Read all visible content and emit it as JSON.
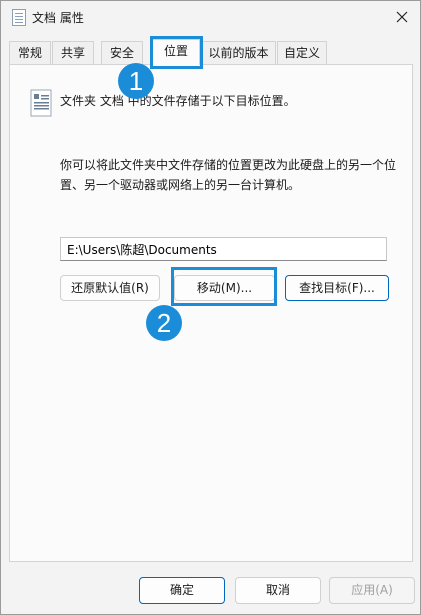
{
  "window": {
    "title": "文档 属性",
    "title_icon": "document-properties-icon",
    "close_icon": "close-icon"
  },
  "tabs": [
    {
      "label": "常规"
    },
    {
      "label": "共享"
    },
    {
      "label": "安全"
    },
    {
      "label": "位置",
      "active": true
    },
    {
      "label": "以前的版本"
    },
    {
      "label": "自定义"
    }
  ],
  "location": {
    "description": "文件夹 文档 中的文件存储于以下目标位置。",
    "info": "你可以将此文件夹中文件存储的位置更改为此硬盘上的另一个位置、另一个驱动器或网络上的另一台计算机。",
    "path_value": "E:\\Users\\陈超\\Documents",
    "restore_default_label": "还原默认值(R)",
    "move_label": "移动(M)...",
    "find_target_label": "查找目标(F)..."
  },
  "annotations": {
    "step1": "1",
    "step2": "2",
    "highlight_color": "#1a8cd8"
  },
  "footer": {
    "ok_label": "确定",
    "cancel_label": "取消",
    "apply_label": "应用(A)"
  }
}
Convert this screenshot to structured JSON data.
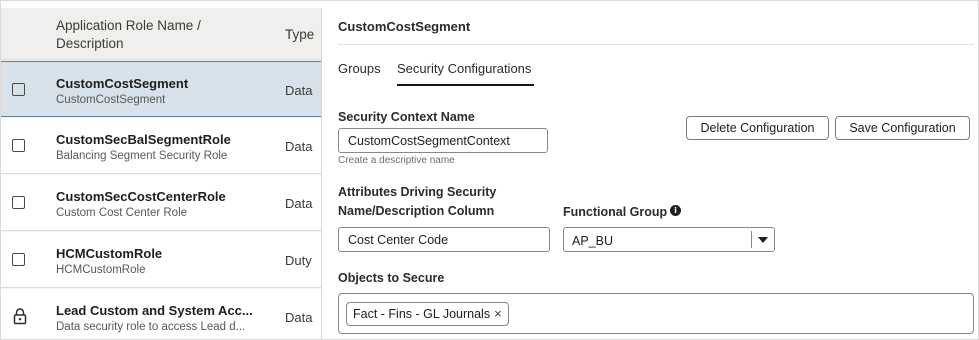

Set problem: Reproduce the material word for word. Any pictures should be left out of the copy.

Response below:
Read all visible content and emit it as JSON.
{
  "window": {
    "title": "文档 属性",
    "title_icon": "document-properties-icon",
    "close_icon": "close-icon"
  },
  "tabs": [
    {
      "label": "常规"
    },
    {
      "label": "共享"
    },
    {
      "label": "安全"
    },
    {
      "label": "位置",
      "active": true
    },
    {
      "label": "以前的版本"
    },
    {
      "label": "自定义"
    }
  ],
  "location": {
    "description": "文件夹 文档 中的文件存储于以下目标位置。",
    "info": "你可以将此文件夹中文件存储的位置更改为此硬盘上的另一个位置、另一个驱动器或网络上的另一台计算机。",
    "path_value": "E:\\Users\\陈超\\Documents",
    "restore_default_label": "还原默认值(R)",
    "move_label": "移动(M)...",
    "find_target_label": "查找目标(F)..."
  },
  "annotations": {
    "step1": "1",
    "step2": "2",
    "highlight_color": "#1a8cd8"
  },
  "footer": {
    "ok_label": "确定",
    "cancel_label": "取消",
    "apply_label": "应用(A)"
  }
}
Convert this screenshot to structured JSON data.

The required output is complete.